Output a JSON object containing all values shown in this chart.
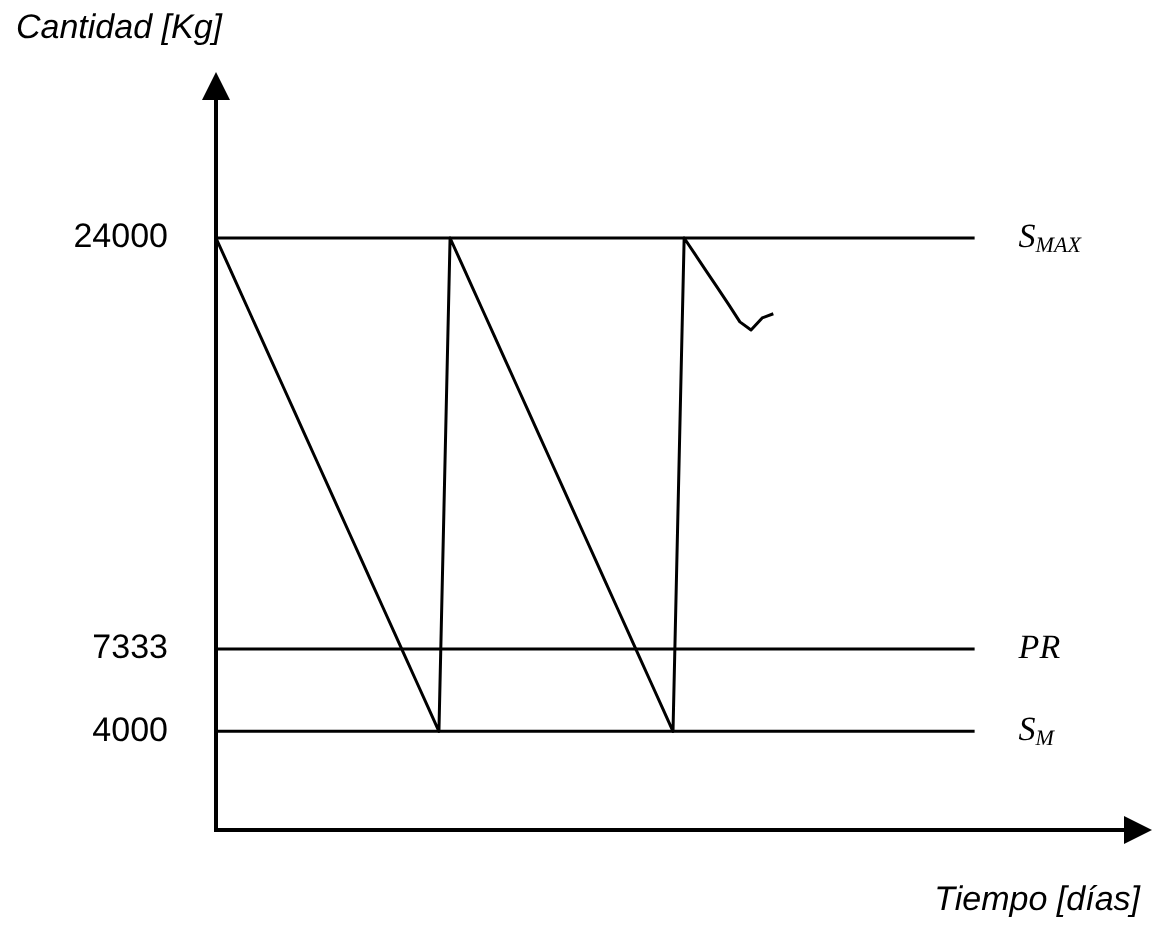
{
  "chart_data": {
    "type": "line",
    "xlabel": "Tiempo [días]",
    "ylabel": "Cantidad [Kg]",
    "categories": [
      null,
      null,
      null,
      null,
      null,
      null,
      null,
      null,
      null,
      null,
      null,
      null,
      null,
      null,
      null,
      null,
      null,
      null,
      null,
      null,
      null,
      null,
      null,
      null,
      null,
      null,
      null,
      null,
      null,
      null,
      null,
      null,
      null,
      null,
      null,
      null,
      null,
      null,
      null,
      null,
      null,
      null,
      null,
      null,
      null,
      null,
      null,
      null,
      null,
      null,
      null,
      null,
      null,
      null,
      null,
      null,
      null,
      null,
      null,
      null,
      null,
      null,
      null,
      null,
      null,
      null,
      null,
      null,
      null,
      null,
      null,
      null,
      null,
      null,
      null,
      null,
      null,
      null,
      null,
      null,
      null,
      null,
      null
    ],
    "series": [
      {
        "color": "#000000",
        "values": [
          24000,
          23000,
          22000,
          21000,
          20000,
          19000,
          18000,
          17000,
          16000,
          15000,
          14000,
          13000,
          12000,
          11000,
          10000,
          9000,
          8000,
          7000,
          6000,
          5000,
          4000,
          24000,
          23000,
          22000,
          21000,
          20000,
          19000,
          18000,
          17000,
          16000,
          15000,
          14000,
          13000,
          12000,
          11000,
          10000,
          9000,
          8000,
          7000,
          6000,
          5000,
          4000,
          24000,
          23325,
          22650,
          21975,
          21300,
          20600,
          20270,
          20760,
          20930,
          null,
          null,
          null,
          null,
          null,
          null,
          null,
          null,
          null,
          null,
          null,
          null,
          null,
          null,
          null,
          null,
          null,
          null,
          null,
          null,
          null,
          null,
          null,
          null,
          null,
          null,
          null,
          null,
          null,
          null,
          null,
          null
        ]
      }
    ],
    "ylim": [
      0,
      30000
    ],
    "yticks": [
      4000,
      7333,
      24000
    ],
    "tick_labels": "y",
    "grid": false,
    "legend": false,
    "marker": "none",
    "line_style": "solid",
    "ref_lines": [
      {
        "axis": "y",
        "value": 24000,
        "label": "S$_{MAX}$",
        "color": "#000000"
      },
      {
        "axis": "y",
        "value": 7333,
        "label": "PR",
        "color": "#000000"
      },
      {
        "axis": "y",
        "value": 4000,
        "label": "S$_{M}$",
        "color": "#000000"
      }
    ]
  }
}
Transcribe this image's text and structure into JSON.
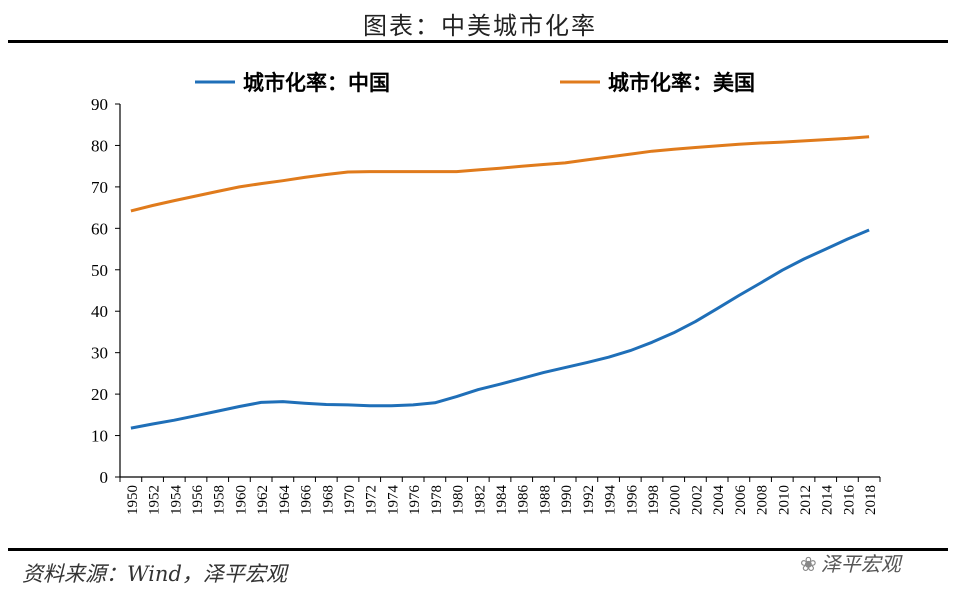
{
  "header": {
    "title": "图表：中美城市化率"
  },
  "footer": {
    "source": "资料来源：Wind，泽平宏观",
    "watermark": "泽平宏观"
  },
  "colors": {
    "china": "#1f6fb8",
    "usa": "#e07b1c",
    "axis": "#000000"
  },
  "chart_data": {
    "type": "line",
    "title": "图表：中美城市化率",
    "xlabel": "",
    "ylabel": "",
    "ylim": [
      0,
      90
    ],
    "yticks": [
      0,
      10,
      20,
      30,
      40,
      50,
      60,
      70,
      80,
      90
    ],
    "x": [
      1950,
      1952,
      1954,
      1956,
      1958,
      1960,
      1962,
      1964,
      1966,
      1968,
      1970,
      1972,
      1974,
      1976,
      1978,
      1980,
      1982,
      1984,
      1986,
      1988,
      1990,
      1992,
      1994,
      1996,
      1998,
      2000,
      2002,
      2004,
      2006,
      2008,
      2010,
      2012,
      2014,
      2016,
      2018
    ],
    "legend_position": "top",
    "series": [
      {
        "name": "城市化率：中国",
        "color": "#1f6fb8",
        "values": [
          11.8,
          12.8,
          13.7,
          14.8,
          15.9,
          17.0,
          18.0,
          18.2,
          17.8,
          17.5,
          17.4,
          17.2,
          17.2,
          17.4,
          17.9,
          19.4,
          21.1,
          22.4,
          23.8,
          25.2,
          26.4,
          27.6,
          28.9,
          30.5,
          32.5,
          34.8,
          37.5,
          40.6,
          43.8,
          46.8,
          49.9,
          52.6,
          55.0,
          57.4,
          59.6
        ]
      },
      {
        "name": "城市化率：美国",
        "color": "#e07b1c",
        "values": [
          64.2,
          65.5,
          66.7,
          67.8,
          68.9,
          70.0,
          70.8,
          71.5,
          72.3,
          73.0,
          73.6,
          73.7,
          73.7,
          73.7,
          73.7,
          73.7,
          74.1,
          74.5,
          75.0,
          75.4,
          75.8,
          76.5,
          77.2,
          77.9,
          78.6,
          79.1,
          79.5,
          79.9,
          80.3,
          80.6,
          80.8,
          81.1,
          81.4,
          81.7,
          82.1
        ]
      }
    ]
  }
}
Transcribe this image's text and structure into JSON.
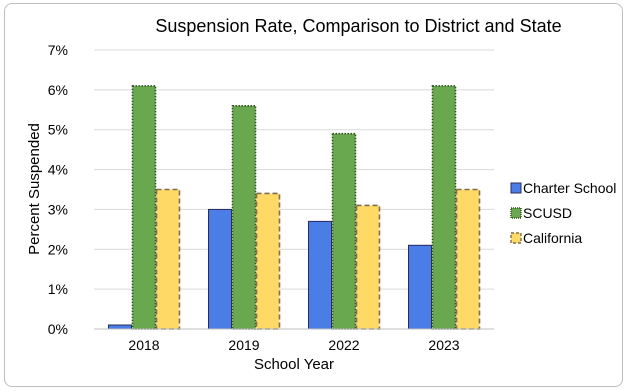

────────────────────────────────────────

What the exercise asks → Copy all the data exactly as written, but skip any picture.

Finished exercise →
Output a JSON object containing all values shown in this chart.
{
  "chart_data": {
    "type": "line",
    "xlabel": "Tiempo [días]",
    "ylabel": "Cantidad [Kg]",
    "categories": [
      null,
      null,
      null,
      null,
      null,
      null,
      null,
      null,
      null,
      null,
      null,
      null,
      null,
      null,
      null,
      null,
      null,
      null,
      null,
      null,
      null,
      null,
      null,
      null,
      null,
      null,
      null,
      null,
      null,
      null,
      null,
      null,
      null,
      null,
      null,
      null,
      null,
      null,
      null,
      null,
      null,
      null,
      null,
      null,
      null,
      null,
      null,
      null,
      null,
      null,
      null,
      null,
      null,
      null,
      null,
      null,
      null,
      null,
      null,
      null,
      null,
      null,
      null,
      null,
      null,
      null,
      null,
      null,
      null,
      null,
      null,
      null,
      null,
      null,
      null,
      null,
      null,
      null,
      null,
      null,
      null,
      null,
      null
    ],
    "series": [
      {
        "color": "#000000",
        "values": [
          24000,
          23000,
          22000,
          21000,
          20000,
          19000,
          18000,
          17000,
          16000,
          15000,
          14000,
          13000,
          12000,
          11000,
          10000,
          9000,
          8000,
          7000,
          6000,
          5000,
          4000,
          24000,
          23000,
          22000,
          21000,
          20000,
          19000,
          18000,
          17000,
          16000,
          15000,
          14000,
          13000,
          12000,
          11000,
          10000,
          9000,
          8000,
          7000,
          6000,
          5000,
          4000,
          24000,
          23325,
          22650,
          21975,
          21300,
          20600,
          20270,
          20760,
          20930,
          null,
          null,
          null,
          null,
          null,
          null,
          null,
          null,
          null,
          null,
          null,
          null,
          null,
          null,
          null,
          null,
          null,
          null,
          null,
          null,
          null,
          null,
          null,
          null,
          null,
          null,
          null,
          null,
          null,
          null,
          null,
          null
        ]
      }
    ],
    "ylim": [
      0,
      30000
    ],
    "yticks": [
      4000,
      7333,
      24000
    ],
    "tick_labels": "y",
    "grid": false,
    "legend": false,
    "marker": "none",
    "line_style": "solid",
    "ref_lines": [
      {
        "axis": "y",
        "value": 24000,
        "label": "S$_{MAX}$",
        "color": "#000000"
      },
      {
        "axis": "y",
        "value": 7333,
        "label": "PR",
        "color": "#000000"
      },
      {
        "axis": "y",
        "value": 4000,
        "label": "S$_{M}$",
        "color": "#000000"
      }
    ]
  }
}
Transcribe this image's text and structure into JSON.
{
  "header": {
    "title": "图表：中美城市化率"
  },
  "footer": {
    "source": "资料来源：Wind，泽平宏观",
    "watermark": "泽平宏观"
  },
  "colors": {
    "china": "#1f6fb8",
    "usa": "#e07b1c",
    "axis": "#000000"
  },
  "chart_data": {
    "type": "line",
    "title": "图表：中美城市化率",
    "xlabel": "",
    "ylabel": "",
    "ylim": [
      0,
      90
    ],
    "yticks": [
      0,
      10,
      20,
      30,
      40,
      50,
      60,
      70,
      80,
      90
    ],
    "x": [
      1950,
      1952,
      1954,
      1956,
      1958,
      1960,
      1962,
      1964,
      1966,
      1968,
      1970,
      1972,
      1974,
      1976,
      1978,
      1980,
      1982,
      1984,
      1986,
      1988,
      1990,
      1992,
      1994,
      1996,
      1998,
      2000,
      2002,
      2004,
      2006,
      2008,
      2010,
      2012,
      2014,
      2016,
      2018
    ],
    "legend_position": "top",
    "series": [
      {
        "name": "城市化率：中国",
        "color": "#1f6fb8",
        "values": [
          11.8,
          12.8,
          13.7,
          14.8,
          15.9,
          17.0,
          18.0,
          18.2,
          17.8,
          17.5,
          17.4,
          17.2,
          17.2,
          17.4,
          17.9,
          19.4,
          21.1,
          22.4,
          23.8,
          25.2,
          26.4,
          27.6,
          28.9,
          30.5,
          32.5,
          34.8,
          37.5,
          40.6,
          43.8,
          46.8,
          49.9,
          52.6,
          55.0,
          57.4,
          59.6
        ]
      },
      {
        "name": "城市化率：美国",
        "color": "#e07b1c",
        "values": [
          64.2,
          65.5,
          66.7,
          67.8,
          68.9,
          70.0,
          70.8,
          71.5,
          72.3,
          73.0,
          73.6,
          73.7,
          73.7,
          73.7,
          73.7,
          73.7,
          74.1,
          74.5,
          75.0,
          75.4,
          75.8,
          76.5,
          77.2,
          77.9,
          78.6,
          79.1,
          79.5,
          79.9,
          80.3,
          80.6,
          80.8,
          81.1,
          81.4,
          81.7,
          82.1
        ]
      }
    ]
  }
}
Transcribe this image's text and structure into JSON.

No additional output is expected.